### Problem
Give the data a second time, exactly and in full.

### Data in this exercise
____________________

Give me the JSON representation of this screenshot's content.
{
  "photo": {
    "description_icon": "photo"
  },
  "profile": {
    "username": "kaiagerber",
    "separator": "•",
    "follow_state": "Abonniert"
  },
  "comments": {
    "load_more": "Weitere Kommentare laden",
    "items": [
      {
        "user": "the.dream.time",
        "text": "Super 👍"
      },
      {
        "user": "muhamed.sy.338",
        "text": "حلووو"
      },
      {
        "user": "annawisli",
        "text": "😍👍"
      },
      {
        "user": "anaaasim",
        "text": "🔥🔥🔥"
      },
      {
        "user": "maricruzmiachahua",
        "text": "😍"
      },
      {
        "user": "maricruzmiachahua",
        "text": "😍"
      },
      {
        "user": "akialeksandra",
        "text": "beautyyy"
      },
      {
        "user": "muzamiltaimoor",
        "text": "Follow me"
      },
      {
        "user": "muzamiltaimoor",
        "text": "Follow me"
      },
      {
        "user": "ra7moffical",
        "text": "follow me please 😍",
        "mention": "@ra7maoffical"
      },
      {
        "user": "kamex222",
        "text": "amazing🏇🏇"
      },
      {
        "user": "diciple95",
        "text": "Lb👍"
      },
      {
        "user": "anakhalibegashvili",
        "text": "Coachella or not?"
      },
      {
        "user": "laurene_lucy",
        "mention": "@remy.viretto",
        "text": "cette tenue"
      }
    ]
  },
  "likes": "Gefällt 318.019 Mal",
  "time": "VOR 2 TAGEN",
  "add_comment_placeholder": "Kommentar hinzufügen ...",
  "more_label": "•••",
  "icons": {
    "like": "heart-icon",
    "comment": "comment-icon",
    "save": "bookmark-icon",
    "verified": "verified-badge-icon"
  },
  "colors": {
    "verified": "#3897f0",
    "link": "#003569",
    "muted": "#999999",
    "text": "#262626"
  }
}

____________________

### Answer for the task
Give me the JSON representation of this screenshot's content.
{
  "photo": {
    "description_icon": "photo"
  },
  "profile": {
    "username": "kaiagerber",
    "separator": "•",
    "follow_state": "Abonniert"
  },
  "comments": {
    "load_more": "Weitere Kommentare laden",
    "items": [
      {
        "user": "the.dream.time",
        "text": "Super 👍"
      },
      {
        "user": "muhamed.sy.338",
        "text": "حلووو"
      },
      {
        "user": "annawisli",
        "text": "😍👍"
      },
      {
        "user": "anaaasim",
        "text": "🔥🔥🔥"
      },
      {
        "user": "maricruzmiachahua",
        "text": "😍"
      },
      {
        "user": "maricruzmiachahua",
        "text": "😍"
      },
      {
        "user": "akialeksandra",
        "text": "beautyyy"
      },
      {
        "user": "muzamiltaimoor",
        "text": "Follow me"
      },
      {
        "user": "muzamiltaimoor",
        "text": "Follow me"
      },
      {
        "user": "ra7moffical",
        "text": "follow me please 😍",
        "mention": "@ra7maoffical"
      },
      {
        "user": "kamex222",
        "text": "amazing🏇🏇"
      },
      {
        "user": "diciple95",
        "text": "Lb👍"
      },
      {
        "user": "anakhalibegashvili",
        "text": "Coachella or not?"
      },
      {
        "user": "laurene_lucy",
        "mention": "@remy.viretto",
        "text": "cette tenue"
      }
    ]
  },
  "likes": "Gefällt 318.019 Mal",
  "time": "VOR 2 TAGEN",
  "add_comment_placeholder": "Kommentar hinzufügen ...",
  "more_label": "•••",
  "icons": {
    "like": "heart-icon",
    "comment": "comment-icon",
    "save": "bookmark-icon",
    "verified": "verified-badge-icon"
  },
  "colors": {
    "verified": "#3897f0",
    "link": "#003569",
    "muted": "#999999",
    "text": "#262626"
  }
}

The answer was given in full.